Report every line from the material that contains the word "this".

## Dataset extract
━━━━━━━━━━

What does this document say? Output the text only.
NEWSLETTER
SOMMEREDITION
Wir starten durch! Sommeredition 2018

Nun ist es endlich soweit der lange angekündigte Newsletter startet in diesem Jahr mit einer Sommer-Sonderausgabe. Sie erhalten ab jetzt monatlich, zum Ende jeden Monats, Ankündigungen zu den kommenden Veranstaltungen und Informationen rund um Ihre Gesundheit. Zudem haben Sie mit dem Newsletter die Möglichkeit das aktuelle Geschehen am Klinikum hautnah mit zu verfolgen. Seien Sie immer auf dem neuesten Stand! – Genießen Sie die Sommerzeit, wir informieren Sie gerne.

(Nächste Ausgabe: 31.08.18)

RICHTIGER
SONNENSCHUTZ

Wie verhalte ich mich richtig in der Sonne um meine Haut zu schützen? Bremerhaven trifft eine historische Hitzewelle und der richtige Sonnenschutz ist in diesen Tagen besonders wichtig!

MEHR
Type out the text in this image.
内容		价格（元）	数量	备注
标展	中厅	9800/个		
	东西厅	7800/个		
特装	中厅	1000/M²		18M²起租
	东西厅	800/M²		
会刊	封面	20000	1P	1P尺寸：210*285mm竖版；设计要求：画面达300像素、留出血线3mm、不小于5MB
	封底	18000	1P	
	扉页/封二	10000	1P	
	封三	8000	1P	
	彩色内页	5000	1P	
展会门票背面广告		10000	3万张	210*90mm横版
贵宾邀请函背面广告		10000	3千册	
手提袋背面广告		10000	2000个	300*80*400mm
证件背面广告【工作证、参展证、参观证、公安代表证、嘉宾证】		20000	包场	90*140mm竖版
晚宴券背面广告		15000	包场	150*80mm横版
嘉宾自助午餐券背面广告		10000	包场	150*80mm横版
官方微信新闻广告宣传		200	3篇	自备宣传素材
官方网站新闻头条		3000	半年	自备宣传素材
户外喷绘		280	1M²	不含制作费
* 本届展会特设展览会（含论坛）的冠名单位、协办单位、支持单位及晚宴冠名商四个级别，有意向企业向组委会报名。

━━━━━━━━━━

## Final answer
What does this document say? Output the text only.
Type out the text in this image.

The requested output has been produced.